* [GIVEN ENTRIES]
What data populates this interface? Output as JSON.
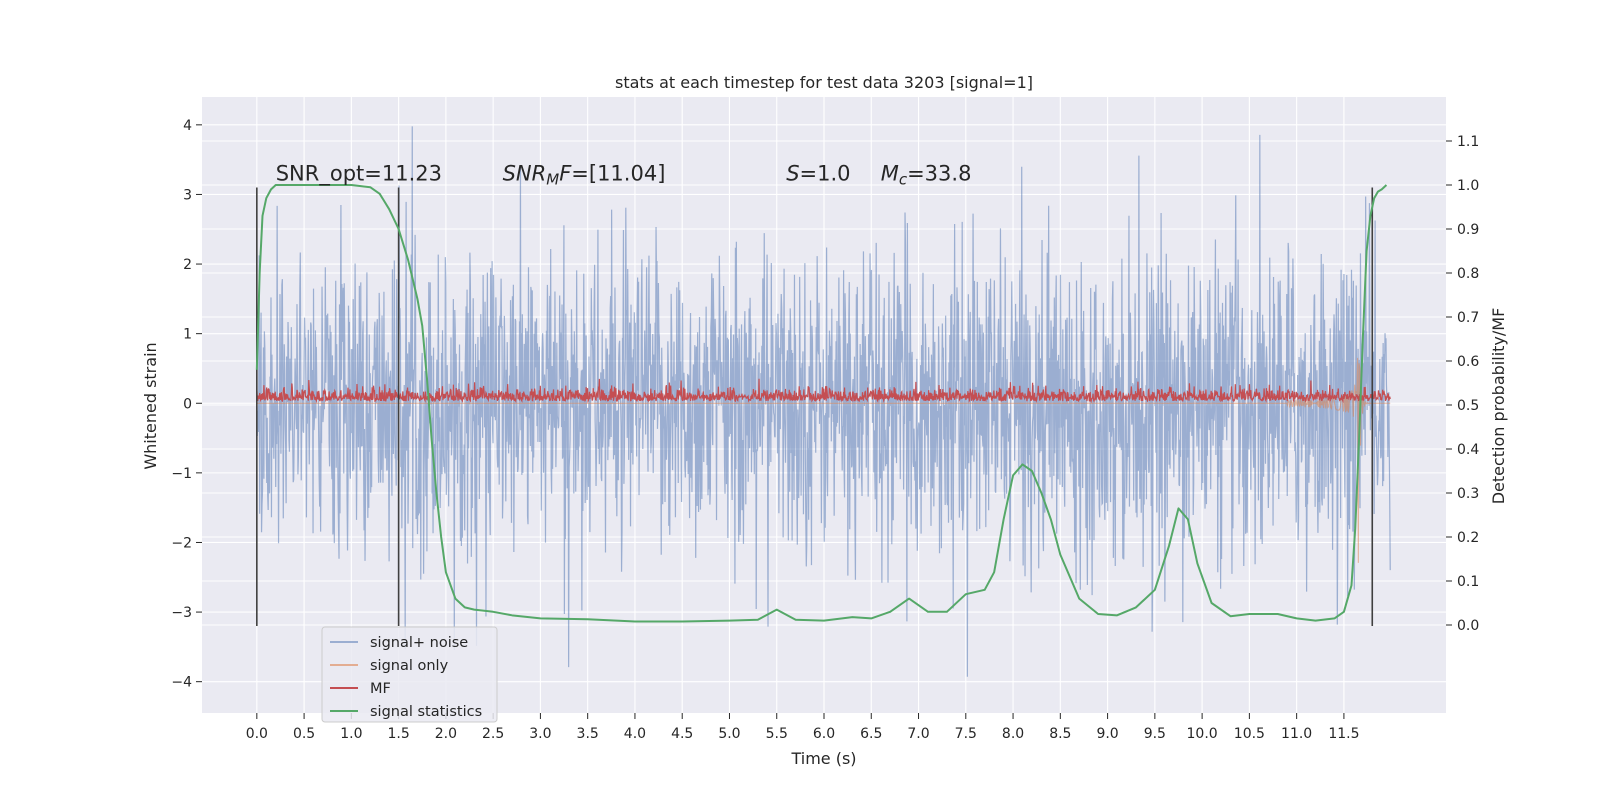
{
  "chart_data": {
    "type": "line",
    "title": "stats at each timestep for test data 3203 [signal=1]",
    "xlabel": "Time (s)",
    "ylabel": "Whitened strain",
    "ylabel_right": "Detection probability/MF",
    "xlim": [
      -0.58,
      12.58
    ],
    "ylim": [
      -4.45,
      4.4
    ],
    "ylim_right": [
      -0.2,
      1.2
    ],
    "x_ticks": [
      0.0,
      0.5,
      1.0,
      1.5,
      2.0,
      2.5,
      3.0,
      3.5,
      4.0,
      4.5,
      5.0,
      5.5,
      6.0,
      6.5,
      7.0,
      7.5,
      8.0,
      8.5,
      9.0,
      9.5,
      10.0,
      10.5,
      11.0,
      11.5
    ],
    "x_tick_labels": [
      "0.0",
      "0.5",
      "1.0",
      "1.5",
      "2.0",
      "2.5",
      "3.0",
      "3.5",
      "4.0",
      "4.5",
      "5.0",
      "5.5",
      "6.0",
      "6.5",
      "7.0",
      "7.5",
      "8.0",
      "8.5",
      "9.0",
      "9.5",
      "10.0",
      "10.5",
      "11.0",
      "11.5"
    ],
    "y_ticks": [
      -4,
      -3,
      -2,
      -1,
      0,
      1,
      2,
      3,
      4
    ],
    "y_tick_labels": [
      "−4",
      "−3",
      "−2",
      "−1",
      "0",
      "1",
      "2",
      "3",
      "4"
    ],
    "y_right_ticks": [
      0.0,
      0.1,
      0.2,
      0.3,
      0.4,
      0.5,
      0.6,
      0.7,
      0.8,
      0.9,
      1.0,
      1.1
    ],
    "y_right_tick_labels": [
      "0.0",
      "0.1",
      "0.2",
      "0.3",
      "0.4",
      "0.5",
      "0.6",
      "0.7",
      "0.8",
      "0.9",
      "1.0",
      "1.1"
    ],
    "grid": true,
    "legend_position": "bottom-left",
    "series": [
      {
        "name": "signal+ noise",
        "color": "#4c72b0",
        "style": "noise band",
        "x_range": [
          0.0,
          11.99
        ],
        "typical_range": [
          -1.9,
          1.9
        ],
        "extreme_range": [
          -4.1,
          4.0
        ]
      },
      {
        "name": "signal only",
        "color": "#dd8452",
        "style": "chirp",
        "x_range": [
          0.0,
          11.99
        ],
        "peak_time": 11.65,
        "peak_value": 2.75
      },
      {
        "name": "MF",
        "color": "#c44e52",
        "style": "noise band",
        "x_range": [
          0.0,
          11.99
        ],
        "typical_range": [
          0.0,
          0.3
        ]
      },
      {
        "name": "signal statistics",
        "color": "#55a868",
        "axis": "right",
        "x": [
          0.0,
          0.03,
          0.06,
          0.1,
          0.15,
          0.2,
          0.3,
          0.5,
          0.8,
          1.0,
          1.2,
          1.3,
          1.4,
          1.5,
          1.6,
          1.7,
          1.75,
          1.8,
          1.85,
          1.9,
          1.95,
          2.0,
          2.1,
          2.2,
          2.3,
          2.5,
          2.7,
          3.0,
          3.5,
          4.0,
          4.5,
          5.0,
          5.3,
          5.5,
          5.7,
          6.0,
          6.3,
          6.5,
          6.7,
          6.9,
          7.1,
          7.3,
          7.5,
          7.7,
          7.8,
          7.9,
          8.0,
          8.1,
          8.2,
          8.3,
          8.4,
          8.5,
          8.7,
          8.9,
          9.1,
          9.3,
          9.5,
          9.65,
          9.75,
          9.85,
          9.95,
          10.1,
          10.3,
          10.5,
          10.8,
          11.0,
          11.2,
          11.4,
          11.5,
          11.58,
          11.62,
          11.66,
          11.7,
          11.74,
          11.78,
          11.82,
          11.86,
          11.9,
          11.95
        ],
        "y": [
          0.58,
          0.8,
          0.93,
          0.97,
          0.99,
          1.0,
          1.0,
          1.0,
          1.0,
          1.0,
          0.995,
          0.98,
          0.945,
          0.9,
          0.83,
          0.74,
          0.68,
          0.56,
          0.42,
          0.3,
          0.2,
          0.12,
          0.06,
          0.04,
          0.035,
          0.03,
          0.022,
          0.015,
          0.013,
          0.008,
          0.008,
          0.01,
          0.012,
          0.035,
          0.012,
          0.01,
          0.018,
          0.015,
          0.03,
          0.06,
          0.03,
          0.03,
          0.07,
          0.08,
          0.12,
          0.24,
          0.34,
          0.365,
          0.35,
          0.3,
          0.24,
          0.16,
          0.06,
          0.025,
          0.022,
          0.04,
          0.08,
          0.18,
          0.265,
          0.24,
          0.14,
          0.05,
          0.02,
          0.025,
          0.025,
          0.015,
          0.01,
          0.015,
          0.03,
          0.09,
          0.22,
          0.42,
          0.65,
          0.85,
          0.93,
          0.97,
          0.985,
          0.99,
          1.0
        ]
      }
    ],
    "markers": {
      "color": "#404040",
      "x": [
        0.0,
        1.5,
        11.8
      ],
      "y_range": [
        -3.2,
        3.1
      ]
    },
    "annotations": [
      {
        "html": "SNR_opt=11.23",
        "x": 0.2,
        "y": 3.2
      },
      {
        "html": "<tspan font-style=\"italic\">SNR</tspan><tspan font-style=\"italic\" font-size=\"15\" dy=\"4\">M</tspan><tspan font-style=\"italic\" dy=\"-4\">F</tspan>=[11.04]",
        "x": 2.6,
        "y": 3.2
      },
      {
        "html": "<tspan font-style=\"italic\">S</tspan>=1.0",
        "x": 5.6,
        "y": 3.2
      },
      {
        "html": "<tspan font-style=\"italic\">M</tspan><tspan font-style=\"italic\" font-size=\"15\" dy=\"4\">c</tspan><tspan dy=\"-4\">=33.8</tspan>",
        "x": 6.6,
        "y": 3.2
      }
    ]
  }
}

* [SHORT TASK]
Output all the records, word for word, with no pictures in the copy.

* [SOLUTION FOR THIS PROBLEM]
What data populates this interface? Output as JSON.
{
  "chart_data": {
    "type": "line",
    "title": "stats at each timestep for test data 3203 [signal=1]",
    "xlabel": "Time (s)",
    "ylabel": "Whitened strain",
    "ylabel_right": "Detection probability/MF",
    "xlim": [
      -0.58,
      12.58
    ],
    "ylim": [
      -4.45,
      4.4
    ],
    "ylim_right": [
      -0.2,
      1.2
    ],
    "x_ticks": [
      0.0,
      0.5,
      1.0,
      1.5,
      2.0,
      2.5,
      3.0,
      3.5,
      4.0,
      4.5,
      5.0,
      5.5,
      6.0,
      6.5,
      7.0,
      7.5,
      8.0,
      8.5,
      9.0,
      9.5,
      10.0,
      10.5,
      11.0,
      11.5
    ],
    "x_tick_labels": [
      "0.0",
      "0.5",
      "1.0",
      "1.5",
      "2.0",
      "2.5",
      "3.0",
      "3.5",
      "4.0",
      "4.5",
      "5.0",
      "5.5",
      "6.0",
      "6.5",
      "7.0",
      "7.5",
      "8.0",
      "8.5",
      "9.0",
      "9.5",
      "10.0",
      "10.5",
      "11.0",
      "11.5"
    ],
    "y_ticks": [
      -4,
      -3,
      -2,
      -1,
      0,
      1,
      2,
      3,
      4
    ],
    "y_tick_labels": [
      "−4",
      "−3",
      "−2",
      "−1",
      "0",
      "1",
      "2",
      "3",
      "4"
    ],
    "y_right_ticks": [
      0.0,
      0.1,
      0.2,
      0.3,
      0.4,
      0.5,
      0.6,
      0.7,
      0.8,
      0.9,
      1.0,
      1.1
    ],
    "y_right_tick_labels": [
      "0.0",
      "0.1",
      "0.2",
      "0.3",
      "0.4",
      "0.5",
      "0.6",
      "0.7",
      "0.8",
      "0.9",
      "1.0",
      "1.1"
    ],
    "grid": true,
    "legend_position": "bottom-left",
    "series": [
      {
        "name": "signal+ noise",
        "color": "#4c72b0",
        "style": "noise band",
        "x_range": [
          0.0,
          11.99
        ],
        "typical_range": [
          -1.9,
          1.9
        ],
        "extreme_range": [
          -4.1,
          4.0
        ]
      },
      {
        "name": "signal only",
        "color": "#dd8452",
        "style": "chirp",
        "x_range": [
          0.0,
          11.99
        ],
        "peak_time": 11.65,
        "peak_value": 2.75
      },
      {
        "name": "MF",
        "color": "#c44e52",
        "style": "noise band",
        "x_range": [
          0.0,
          11.99
        ],
        "typical_range": [
          0.0,
          0.3
        ]
      },
      {
        "name": "signal statistics",
        "color": "#55a868",
        "axis": "right",
        "x": [
          0.0,
          0.03,
          0.06,
          0.1,
          0.15,
          0.2,
          0.3,
          0.5,
          0.8,
          1.0,
          1.2,
          1.3,
          1.4,
          1.5,
          1.6,
          1.7,
          1.75,
          1.8,
          1.85,
          1.9,
          1.95,
          2.0,
          2.1,
          2.2,
          2.3,
          2.5,
          2.7,
          3.0,
          3.5,
          4.0,
          4.5,
          5.0,
          5.3,
          5.5,
          5.7,
          6.0,
          6.3,
          6.5,
          6.7,
          6.9,
          7.1,
          7.3,
          7.5,
          7.7,
          7.8,
          7.9,
          8.0,
          8.1,
          8.2,
          8.3,
          8.4,
          8.5,
          8.7,
          8.9,
          9.1,
          9.3,
          9.5,
          9.65,
          9.75,
          9.85,
          9.95,
          10.1,
          10.3,
          10.5,
          10.8,
          11.0,
          11.2,
          11.4,
          11.5,
          11.58,
          11.62,
          11.66,
          11.7,
          11.74,
          11.78,
          11.82,
          11.86,
          11.9,
          11.95
        ],
        "y": [
          0.58,
          0.8,
          0.93,
          0.97,
          0.99,
          1.0,
          1.0,
          1.0,
          1.0,
          1.0,
          0.995,
          0.98,
          0.945,
          0.9,
          0.83,
          0.74,
          0.68,
          0.56,
          0.42,
          0.3,
          0.2,
          0.12,
          0.06,
          0.04,
          0.035,
          0.03,
          0.022,
          0.015,
          0.013,
          0.008,
          0.008,
          0.01,
          0.012,
          0.035,
          0.012,
          0.01,
          0.018,
          0.015,
          0.03,
          0.06,
          0.03,
          0.03,
          0.07,
          0.08,
          0.12,
          0.24,
          0.34,
          0.365,
          0.35,
          0.3,
          0.24,
          0.16,
          0.06,
          0.025,
          0.022,
          0.04,
          0.08,
          0.18,
          0.265,
          0.24,
          0.14,
          0.05,
          0.02,
          0.025,
          0.025,
          0.015,
          0.01,
          0.015,
          0.03,
          0.09,
          0.22,
          0.42,
          0.65,
          0.85,
          0.93,
          0.97,
          0.985,
          0.99,
          1.0
        ]
      }
    ],
    "markers": {
      "color": "#404040",
      "x": [
        0.0,
        1.5,
        11.8
      ],
      "y_range": [
        -3.2,
        3.1
      ]
    },
    "annotations": [
      {
        "html": "SNR_opt=11.23",
        "x": 0.2,
        "y": 3.2
      },
      {
        "html": "<tspan font-style=\"italic\">SNR</tspan><tspan font-style=\"italic\" font-size=\"15\" dy=\"4\">M</tspan><tspan font-style=\"italic\" dy=\"-4\">F</tspan>=[11.04]",
        "x": 2.6,
        "y": 3.2
      },
      {
        "html": "<tspan font-style=\"italic\">S</tspan>=1.0",
        "x": 5.6,
        "y": 3.2
      },
      {
        "html": "<tspan font-style=\"italic\">M</tspan><tspan font-style=\"italic\" font-size=\"15\" dy=\"4\">c</tspan><tspan dy=\"-4\">=33.8</tspan>",
        "x": 6.6,
        "y": 3.2
      }
    ]
  }
}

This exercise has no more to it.